• [WORK INSTRUCTIONS]: Leave out every picture, and return exactly the lines from the line containing "Output the text content of this document." through the end of the records below, both inclusive.

• [RECORD LIST]:
+ + + +

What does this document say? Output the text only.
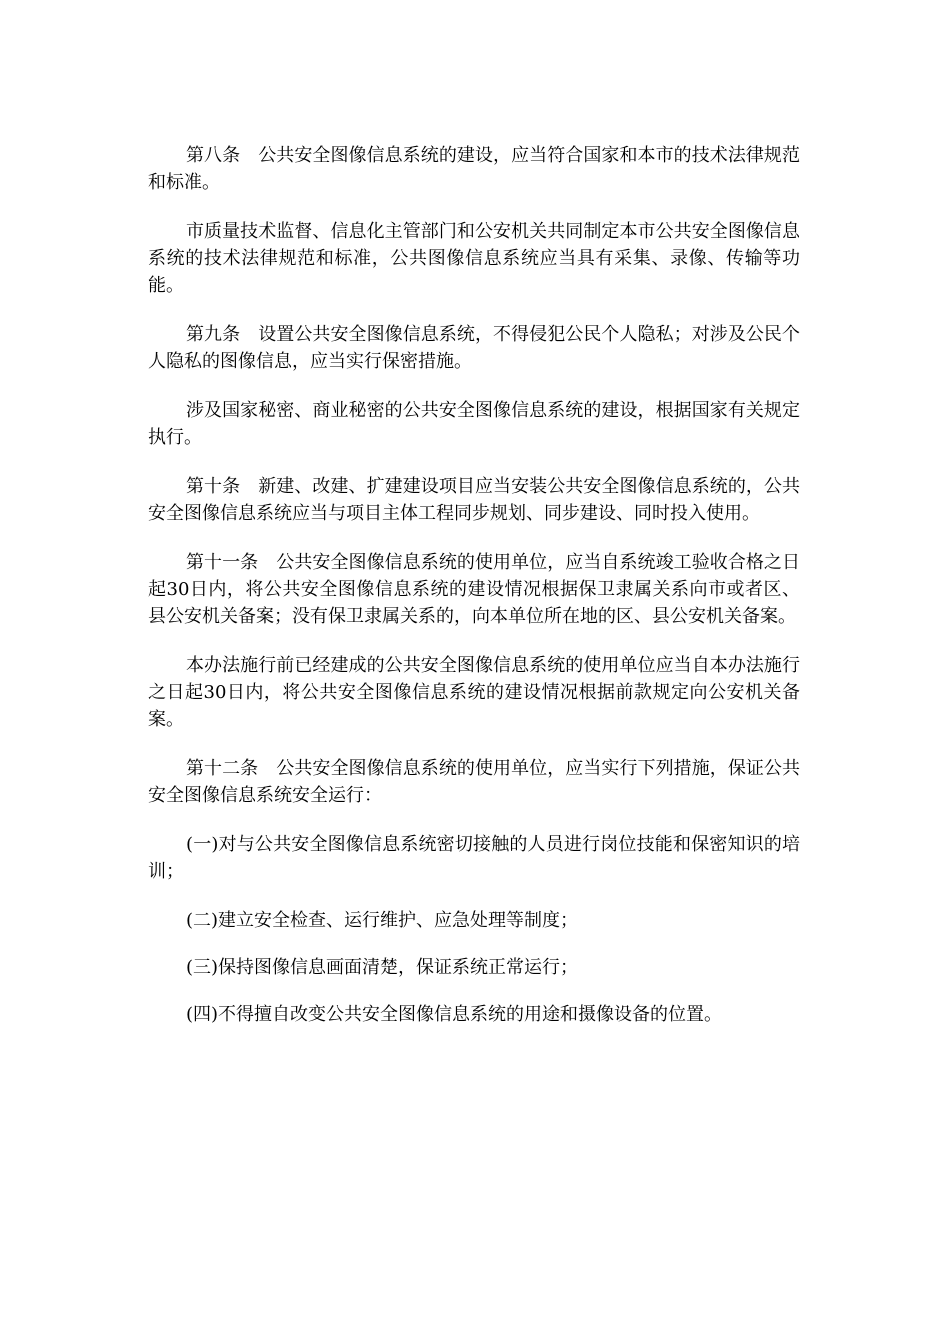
第八条　公共安全图像信息系统的建设，应当符合国家和本市的技术法律规范和标准。

市质量技术监督、信息化主管部门和公安机关共同制定本市公共安全图像信息系统的技术法律规范和标准，公共图像信息系统应当具有采集、录像、传输等功能。

第九条　设置公共安全图像信息系统，不得侵犯公民个人隐私；对涉及公民个人隐私的图像信息，应当实行保密措施。

涉及国家秘密、商业秘密的公共安全图像信息系统的建设，根据国家有关规定执行。

第十条　新建、改建、扩建建设项目应当安装公共安全图像信息系统的，公共安全图像信息系统应当与项目主体工程同步规划、同步建设、同时投入使用。

第十一条　公共安全图像信息系统的使用单位，应当自系统竣工验收合格之日起30日内，将公共安全图像信息系统的建设情况根据保卫隶属关系向市或者区、县公安机关备案；没有保卫隶属关系的，向本单位所在地的区、县公安机关备案。

本办法施行前已经建成的公共安全图像信息系统的使用单位应当自本办法施行之日起30日内，将公共安全图像信息系统的建设情况根据前款规定向公安机关备案。

第十二条　公共安全图像信息系统的使用单位，应当实行下列措施，保证公共安全图像信息系统安全运行：

(一)对与公共安全图像信息系统密切接触的人员进行岗位技能和保密知识的培训；

(二)建立安全检查、运行维护、应急处理等制度；

(三)保持图像信息画面清楚，保证系统正常运行；

(四)不得擅自改变公共安全图像信息系统的用途和摄像设备的位置。
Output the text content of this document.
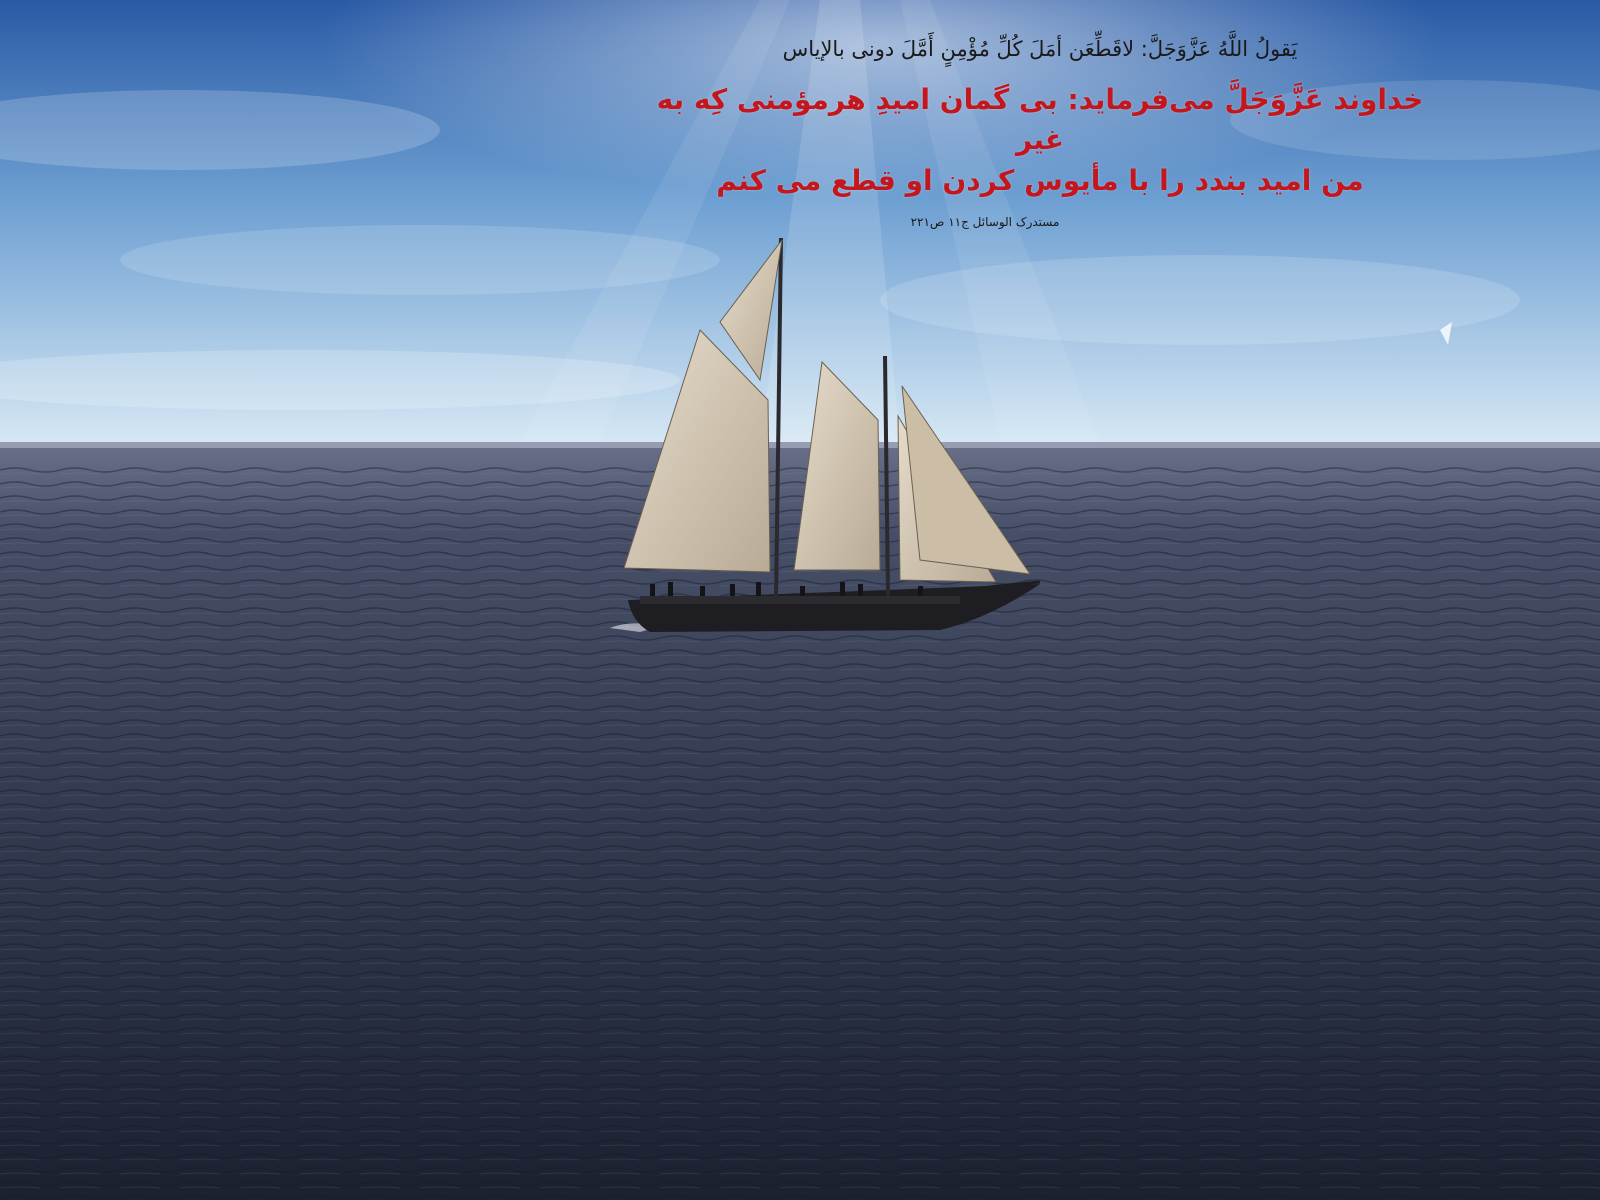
يَقولُ اللَّهُ عَزَّوَجَلَّ: لاقَطِّعَن أمَلَ كُلِّ مُؤْمِنٍ أَمَّلَ دونى بالإياس
خداوند عَزَّوَجَلَّ می‌فرماید: بی گمان امیدِ هرمؤمنی کِه به غیر
من امید بندد را با مأیوس کردن او قطع می کنم
مستدرک الوسائل ج۱۱ ص۲۲۱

+ + + +

• [EXPECTED OUTPUT]:
Output the text content of this document.
يَقولُ اللَّهُ عَزَّوَجَلَّ: لاقَطِّعَن أمَلَ كُلِّ مُؤْمِنٍ أَمَّلَ دونى بالإياس
خداوند عَزَّوَجَلَّ می‌فرماید: بی گمان امیدِ هرمؤمنی کِه به غیر
من امید بندد را با مأیوس کردن او قطع می کنم
مستدرک الوسائل ج۱۱ ص۲۲۱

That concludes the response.